■ **EXERCISE MATERIALS**:
▬▬▬

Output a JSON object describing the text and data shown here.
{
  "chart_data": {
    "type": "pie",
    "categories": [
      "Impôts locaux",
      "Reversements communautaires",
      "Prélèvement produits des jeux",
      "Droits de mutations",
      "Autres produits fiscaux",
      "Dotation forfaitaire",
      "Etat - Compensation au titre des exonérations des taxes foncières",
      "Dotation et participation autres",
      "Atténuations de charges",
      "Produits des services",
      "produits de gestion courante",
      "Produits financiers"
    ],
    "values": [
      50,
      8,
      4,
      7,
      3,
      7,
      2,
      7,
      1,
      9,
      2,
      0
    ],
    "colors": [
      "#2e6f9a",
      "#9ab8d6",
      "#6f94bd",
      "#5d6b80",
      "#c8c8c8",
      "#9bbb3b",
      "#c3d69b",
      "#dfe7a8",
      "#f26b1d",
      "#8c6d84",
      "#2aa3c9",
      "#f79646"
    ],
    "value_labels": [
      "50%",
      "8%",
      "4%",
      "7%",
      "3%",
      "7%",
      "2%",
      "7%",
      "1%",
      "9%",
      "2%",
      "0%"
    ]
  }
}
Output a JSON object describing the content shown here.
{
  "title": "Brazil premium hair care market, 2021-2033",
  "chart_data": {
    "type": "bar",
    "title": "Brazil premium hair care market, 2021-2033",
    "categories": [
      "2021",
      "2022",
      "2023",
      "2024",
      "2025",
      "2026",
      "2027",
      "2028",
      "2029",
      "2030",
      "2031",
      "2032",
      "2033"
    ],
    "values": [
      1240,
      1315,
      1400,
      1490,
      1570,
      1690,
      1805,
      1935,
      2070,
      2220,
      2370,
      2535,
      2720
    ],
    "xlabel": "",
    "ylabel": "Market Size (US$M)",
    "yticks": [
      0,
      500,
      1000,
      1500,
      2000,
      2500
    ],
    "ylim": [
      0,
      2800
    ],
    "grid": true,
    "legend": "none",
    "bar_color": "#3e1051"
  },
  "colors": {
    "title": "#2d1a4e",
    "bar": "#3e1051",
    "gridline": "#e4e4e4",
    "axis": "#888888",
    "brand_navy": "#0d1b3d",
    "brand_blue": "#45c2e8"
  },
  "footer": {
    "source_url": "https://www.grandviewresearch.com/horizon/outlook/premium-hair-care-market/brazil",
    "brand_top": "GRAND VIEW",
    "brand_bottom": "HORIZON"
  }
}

▬▬▬

■ **PROBLEM TO WORK ON**: Copy all lines from the material that contain "JSON".

■ **THE RESULT**:
Output a JSON object describing the text and data shown here.
Output a JSON object describing the content shown here.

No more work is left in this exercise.